**Short exercise**
Each line should be copied exactly.

**Data rows**

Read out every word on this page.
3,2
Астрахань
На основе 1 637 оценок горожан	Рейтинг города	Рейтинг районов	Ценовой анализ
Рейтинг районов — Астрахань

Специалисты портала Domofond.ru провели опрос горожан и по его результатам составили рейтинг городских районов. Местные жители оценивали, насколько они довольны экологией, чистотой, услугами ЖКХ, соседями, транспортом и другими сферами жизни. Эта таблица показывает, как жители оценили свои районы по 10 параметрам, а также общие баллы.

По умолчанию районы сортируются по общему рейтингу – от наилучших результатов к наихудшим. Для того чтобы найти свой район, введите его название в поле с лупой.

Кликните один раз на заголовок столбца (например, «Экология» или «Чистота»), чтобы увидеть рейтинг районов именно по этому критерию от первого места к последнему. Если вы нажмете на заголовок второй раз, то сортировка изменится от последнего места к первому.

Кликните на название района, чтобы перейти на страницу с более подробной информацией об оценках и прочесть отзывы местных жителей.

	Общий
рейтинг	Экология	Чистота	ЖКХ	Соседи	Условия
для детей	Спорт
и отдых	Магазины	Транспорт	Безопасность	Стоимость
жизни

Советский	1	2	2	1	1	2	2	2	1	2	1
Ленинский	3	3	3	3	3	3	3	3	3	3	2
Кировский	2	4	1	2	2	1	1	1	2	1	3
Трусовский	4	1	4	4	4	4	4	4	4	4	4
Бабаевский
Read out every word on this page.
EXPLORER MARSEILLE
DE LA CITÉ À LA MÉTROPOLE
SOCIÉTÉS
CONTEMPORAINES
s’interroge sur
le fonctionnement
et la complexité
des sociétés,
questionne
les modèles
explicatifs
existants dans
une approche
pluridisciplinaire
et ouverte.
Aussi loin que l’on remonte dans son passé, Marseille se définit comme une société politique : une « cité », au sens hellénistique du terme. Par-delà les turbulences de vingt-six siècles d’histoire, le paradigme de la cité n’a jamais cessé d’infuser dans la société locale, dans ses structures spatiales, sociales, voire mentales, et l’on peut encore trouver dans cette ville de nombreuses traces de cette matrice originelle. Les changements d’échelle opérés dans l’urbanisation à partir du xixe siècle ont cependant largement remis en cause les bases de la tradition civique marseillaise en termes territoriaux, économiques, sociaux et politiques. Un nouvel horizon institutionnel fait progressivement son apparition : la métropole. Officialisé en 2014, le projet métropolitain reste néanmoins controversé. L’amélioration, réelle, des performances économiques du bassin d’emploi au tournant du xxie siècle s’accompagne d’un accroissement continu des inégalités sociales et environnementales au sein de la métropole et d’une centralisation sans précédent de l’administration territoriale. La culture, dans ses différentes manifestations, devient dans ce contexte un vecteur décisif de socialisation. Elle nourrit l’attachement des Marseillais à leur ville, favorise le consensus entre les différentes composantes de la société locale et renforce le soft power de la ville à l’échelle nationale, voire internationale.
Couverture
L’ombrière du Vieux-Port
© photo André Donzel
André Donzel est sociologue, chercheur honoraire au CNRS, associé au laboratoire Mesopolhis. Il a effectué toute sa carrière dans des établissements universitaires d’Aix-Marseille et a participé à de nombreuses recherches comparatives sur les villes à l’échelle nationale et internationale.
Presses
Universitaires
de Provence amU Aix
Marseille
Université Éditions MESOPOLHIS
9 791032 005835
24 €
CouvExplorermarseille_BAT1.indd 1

**Correct answer**
Read out every word on this page.
3,2
Астрахань
На основе 1 637 оценок горожан	Рейтинг города	Рейтинг районов	Ценовой анализ
Рейтинг районов — Астрахань

Специалисты портала Domofond.ru провели опрос горожан и по его результатам составили рейтинг городских районов. Местные жители оценивали, насколько они довольны экологией, чистотой, услугами ЖКХ, соседями, транспортом и другими сферами жизни. Эта таблица показывает, как жители оценили свои районы по 10 параметрам, а также общие баллы.

По умолчанию районы сортируются по общему рейтингу – от наилучших результатов к наихудшим. Для того чтобы найти свой район, введите его название в поле с лупой.

Кликните один раз на заголовок столбца (например, «Экология» или «Чистота»), чтобы увидеть рейтинг районов именно по этому критерию от первого места к последнему. Если вы нажмете на заголовок второй раз, то сортировка изменится от последнего места к первому.

Кликните на название района, чтобы перейти на страницу с более подробной информацией об оценках и прочесть отзывы местных жителей.

	Общий
рейтинг	Экология	Чистота	ЖКХ	Соседи	Условия
для детей	Спорт
и отдых	Магазины	Транспорт	Безопасность	Стоимость
жизни

Советский	1	2	2	1	1	2	2	2	1	2	1
Ленинский	3	3	3	3	3	3	3	3	3	3	2
Кировский	2	4	1	2	2	1	1	1	2	1	3
Трусовский	4	1	4	4	4	4	4	4	4	4	4
Бабаевский
Read out every word on this page.
EXPLORER MARSEILLE
DE LA CITÉ À LA MÉTROPOLE
SOCIÉTÉS
CONTEMPORAINES
s’interroge sur
le fonctionnement
et la complexité
des sociétés,
questionne
les modèles
explicatifs
existants dans
une approche
pluridisciplinaire
et ouverte.
Aussi loin que l’on remonte dans son passé, Marseille se définit comme une société politique : une « cité », au sens hellénistique du terme. Par-delà les turbulences de vingt-six siècles d’histoire, le paradigme de la cité n’a jamais cessé d’infuser dans la société locale, dans ses structures spatiales, sociales, voire mentales, et l’on peut encore trouver dans cette ville de nombreuses traces de cette matrice originelle. Les changements d’échelle opérés dans l’urbanisation à partir du xixe siècle ont cependant largement remis en cause les bases de la tradition civique marseillaise en termes territoriaux, économiques, sociaux et politiques. Un nouvel horizon institutionnel fait progressivement son apparition : la métropole. Officialisé en 2014, le projet métropolitain reste néanmoins controversé. L’amélioration, réelle, des performances économiques du bassin d’emploi au tournant du xxie siècle s’accompagne d’un accroissement continu des inégalités sociales et environnementales au sein de la métropole et d’une centralisation sans précédent de l’administration territoriale. La culture, dans ses différentes manifestations, devient dans ce contexte un vecteur décisif de socialisation. Elle nourrit l’attachement des Marseillais à leur ville, favorise le consensus entre les différentes composantes de la société locale et renforce le soft power de la ville à l’échelle nationale, voire internationale.
Couverture
L’ombrière du Vieux-Port
© photo André Donzel
André Donzel est sociologue, chercheur honoraire au CNRS, associé au laboratoire Mesopolhis. Il a effectué toute sa carrière dans des établissements universitaires d’Aix-Marseille et a participé à de nombreuses recherches comparatives sur les villes à l’échelle nationale et internationale.
Presses
Universitaires
de Provence amU Aix
Marseille
Université Éditions MESOPOLHIS
9 791032 005835
24 €
CouvExplorermarseille_BAT1.indd 1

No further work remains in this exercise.